> _What the task requires_
Repeat, exactly and completely, the material that follows. Omit the pictures.
# Data entries start
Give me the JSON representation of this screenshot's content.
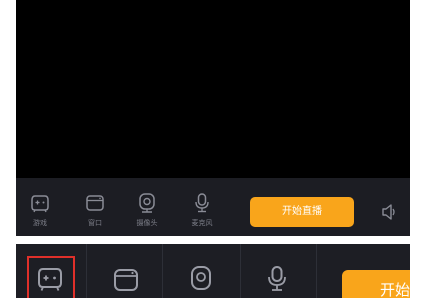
{
  "colors": {
    "preview_bg": "#000000",
    "toolbar_bg": "#1c1d23",
    "icon_color": "#8a8c96",
    "label_color": "#7d7f89",
    "accent_orange": "#f9a51b",
    "highlight_red": "#e0302a"
  },
  "toolbar": {
    "items": [
      {
        "label": "游戏",
        "icon": "gamepad-icon"
      },
      {
        "label": "窗口",
        "icon": "window-icon"
      },
      {
        "label": "摄像头",
        "icon": "camera-icon"
      },
      {
        "label": "麦克风",
        "icon": "microphone-icon"
      }
    ],
    "start_label": "开始直播",
    "volume_icon": "speaker-icon"
  },
  "zoomed": {
    "highlighted_icon": "gamepad-icon",
    "start_label_partial": "开始"
  }
}
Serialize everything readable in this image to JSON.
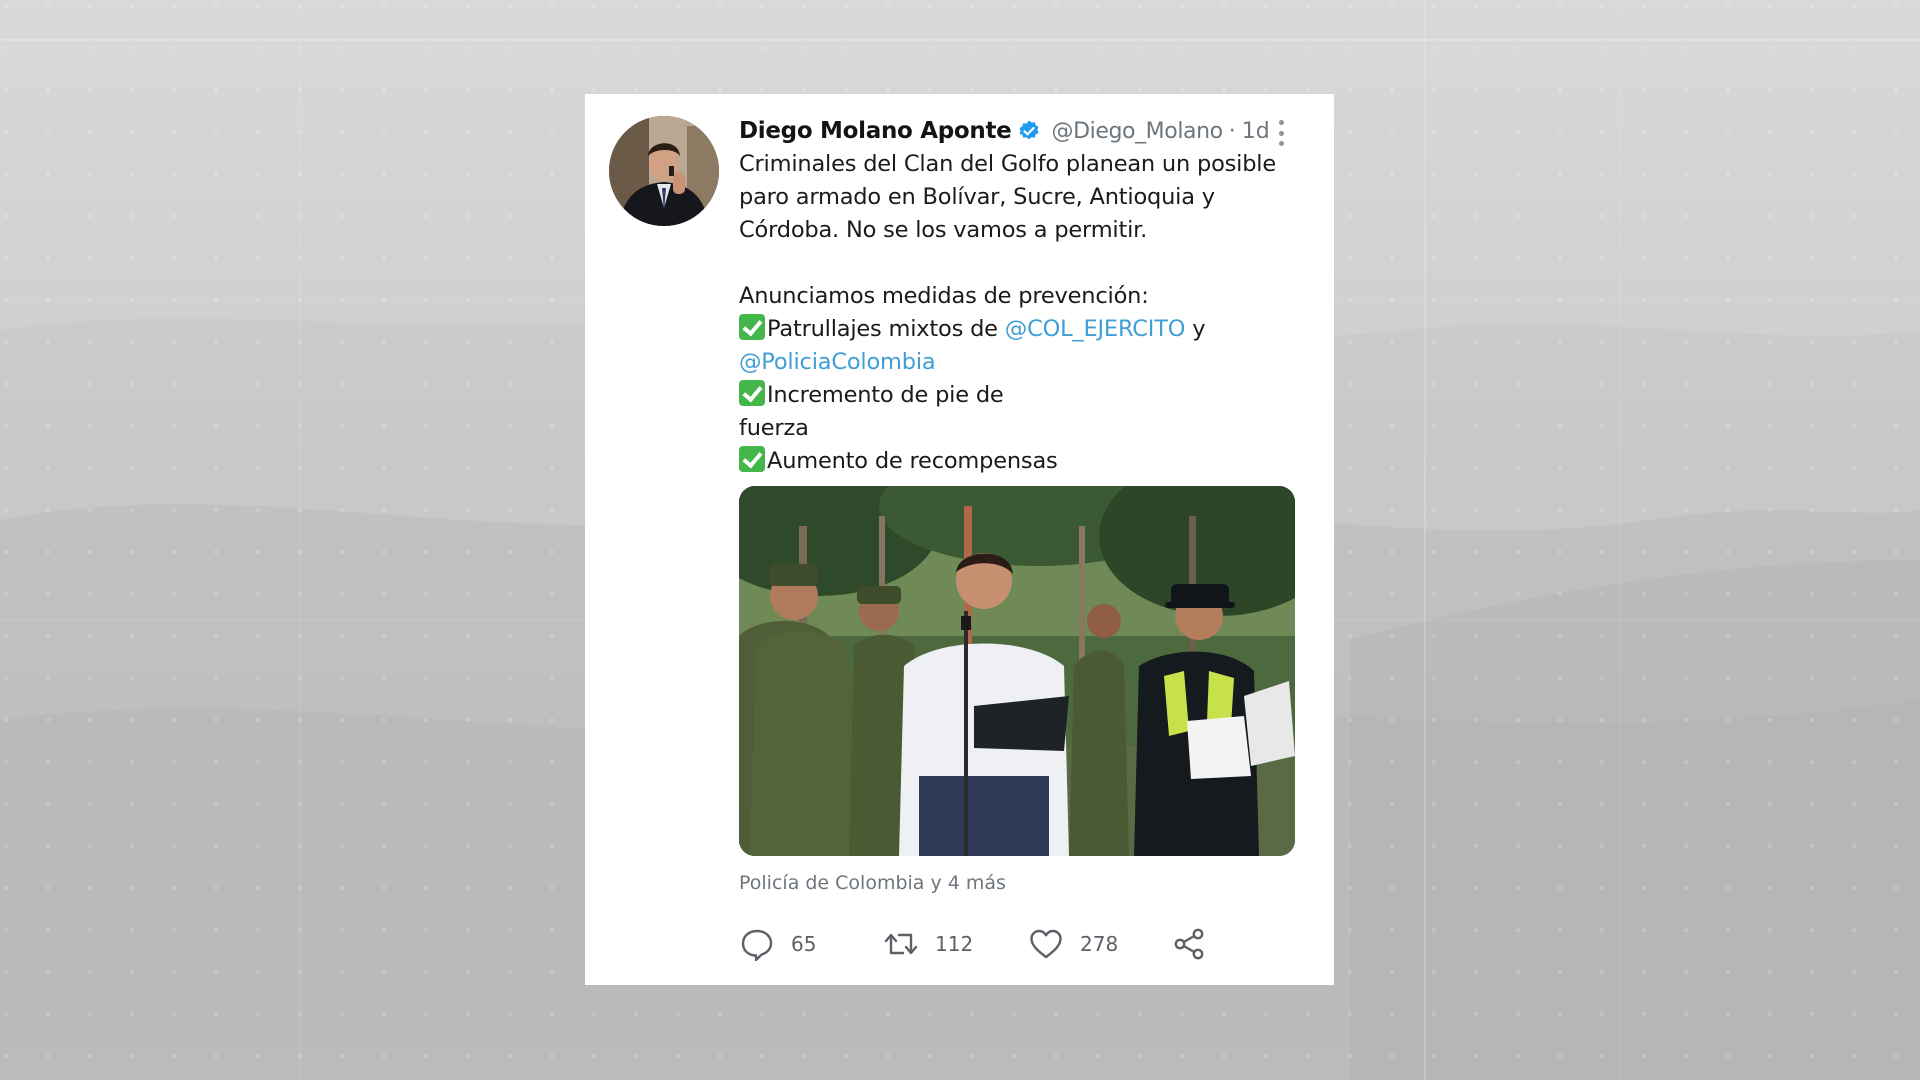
{
  "tweet": {
    "author_name": "Diego Molano Aponte",
    "handle": "@Diego_Molano",
    "separator": "·",
    "time": "1d",
    "body": {
      "line1": "Criminales del Clan del Golfo planean un posible",
      "line2": "paro armado en Bolívar, Sucre, Antioquia y",
      "line3": "Córdoba. No se los vamos a permitir.",
      "intro": "Anunciamos medidas de prevención:",
      "item1_text": "Patrullajes mixtos de ",
      "item1_mention1": "@COL_EJERCITO",
      "item1_conjunction": " y",
      "item1_mention2": "@PoliciaColombia",
      "item2_line1": "Incremento de pie de",
      "item2_line2": "fuerza",
      "item3_text": "Aumento de recompensas"
    },
    "tagged": "Policía de Colombia y 4 más",
    "actions": {
      "replies": "65",
      "retweets": "112",
      "likes": "278"
    },
    "icons": {
      "verified": "verified-badge-icon",
      "more": "more-options-icon",
      "check": "check-mark-icon",
      "reply": "reply-icon",
      "retweet": "retweet-icon",
      "like": "heart-icon",
      "share": "share-icon"
    },
    "colors": {
      "mention": "#3f9fd5",
      "verified": "#1d9bf0",
      "check": "#44b64a",
      "muted": "#6e767d"
    }
  }
}
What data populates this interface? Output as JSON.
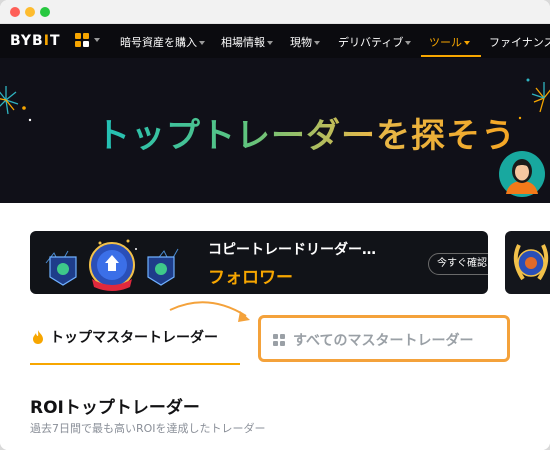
{
  "window": {
    "controls": [
      "close",
      "minimize",
      "zoom"
    ]
  },
  "navbar": {
    "logo_prefix": "BYB",
    "logo_accent": "I",
    "logo_suffix": "T",
    "apps_icon": "grid-apps-icon",
    "items": [
      {
        "label": "暗号資産を購入",
        "caret": true
      },
      {
        "label": "相場情報",
        "caret": true
      },
      {
        "label": "現物",
        "caret": true
      },
      {
        "label": "デリバティブ",
        "caret": true
      },
      {
        "label": "ツール",
        "caret": true,
        "active": true
      },
      {
        "label": "ファイナンス",
        "caret": false
      }
    ],
    "accent_color": "#f7a600"
  },
  "hero": {
    "title": "トップトレーダーを探そう",
    "avatar_icon": "trader-avatar-icon"
  },
  "banner": {
    "title": "コピートレードリーダー…",
    "subtitle": "フォロワー",
    "button_label": "今すぐ確認",
    "button_arrow": "›"
  },
  "tabs": {
    "top_label": "トップマスタートレーダー",
    "top_icon": "fire-icon",
    "all_label": "すべてのマスタートレーダー",
    "all_icon": "grid-icon",
    "highlight_color": "#f4a23b"
  },
  "section": {
    "title": "ROIトップトレーダー",
    "subtitle": "過去7日間で最も高いROIを達成したトレーダー"
  }
}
# Data entries end
> _In response_
Give me the JSON representation of this screenshot's content.
{
  "colors": {
    "preview_bg": "#000000",
    "toolbar_bg": "#1c1d23",
    "icon_color": "#8a8c96",
    "label_color": "#7d7f89",
    "accent_orange": "#f9a51b",
    "highlight_red": "#e0302a"
  },
  "toolbar": {
    "items": [
      {
        "label": "游戏",
        "icon": "gamepad-icon"
      },
      {
        "label": "窗口",
        "icon": "window-icon"
      },
      {
        "label": "摄像头",
        "icon": "camera-icon"
      },
      {
        "label": "麦克风",
        "icon": "microphone-icon"
      }
    ],
    "start_label": "开始直播",
    "volume_icon": "speaker-icon"
  },
  "zoomed": {
    "highlighted_icon": "gamepad-icon",
    "start_label_partial": "开始"
  }
}
Serialize everything readable in this image to JSON.
{
  "tweet": {
    "author_name": "Diego Molano Aponte",
    "handle": "@Diego_Molano",
    "separator": "·",
    "time": "1d",
    "body": {
      "line1": "Criminales del Clan del Golfo planean un posible",
      "line2": "paro armado en Bolívar, Sucre, Antioquia y",
      "line3": "Córdoba. No se los vamos a permitir.",
      "intro": "Anunciamos medidas de prevención:",
      "item1_text": "Patrullajes mixtos de ",
      "item1_mention1": "@COL_EJERCITO",
      "item1_conjunction": " y",
      "item1_mention2": "@PoliciaColombia",
      "item2_line1": "Incremento de pie de",
      "item2_line2": "fuerza",
      "item3_text": "Aumento de recompensas"
    },
    "tagged": "Policía de Colombia y 4 más",
    "actions": {
      "replies": "65",
      "retweets": "112",
      "likes": "278"
    },
    "icons": {
      "verified": "verified-badge-icon",
      "more": "more-options-icon",
      "check": "check-mark-icon",
      "reply": "reply-icon",
      "retweet": "retweet-icon",
      "like": "heart-icon",
      "share": "share-icon"
    },
    "colors": {
      "mention": "#3f9fd5",
      "verified": "#1d9bf0",
      "check": "#44b64a",
      "muted": "#6e767d"
    }
  }
}
What data populates this interface? Output as JSON.
{
  "window": {
    "controls": [
      "close",
      "minimize",
      "zoom"
    ]
  },
  "navbar": {
    "logo_prefix": "BYB",
    "logo_accent": "I",
    "logo_suffix": "T",
    "apps_icon": "grid-apps-icon",
    "items": [
      {
        "label": "暗号資産を購入",
        "caret": true
      },
      {
        "label": "相場情報",
        "caret": true
      },
      {
        "label": "現物",
        "caret": true
      },
      {
        "label": "デリバティブ",
        "caret": true
      },
      {
        "label": "ツール",
        "caret": true,
        "active": true
      },
      {
        "label": "ファイナンス",
        "caret": false
      }
    ],
    "accent_color": "#f7a600"
  },
  "hero": {
    "title": "トップトレーダーを探そう",
    "avatar_icon": "trader-avatar-icon"
  },
  "banner": {
    "title": "コピートレードリーダー…",
    "subtitle": "フォロワー",
    "button_label": "今すぐ確認",
    "button_arrow": "›"
  },
  "tabs": {
    "top_label": "トップマスタートレーダー",
    "top_icon": "fire-icon",
    "all_label": "すべてのマスタートレーダー",
    "all_icon": "grid-icon",
    "highlight_color": "#f4a23b"
  },
  "section": {
    "title": "ROIトップトレーダー",
    "subtitle": "過去7日間で最も高いROIを達成したトレーダー"
  }
}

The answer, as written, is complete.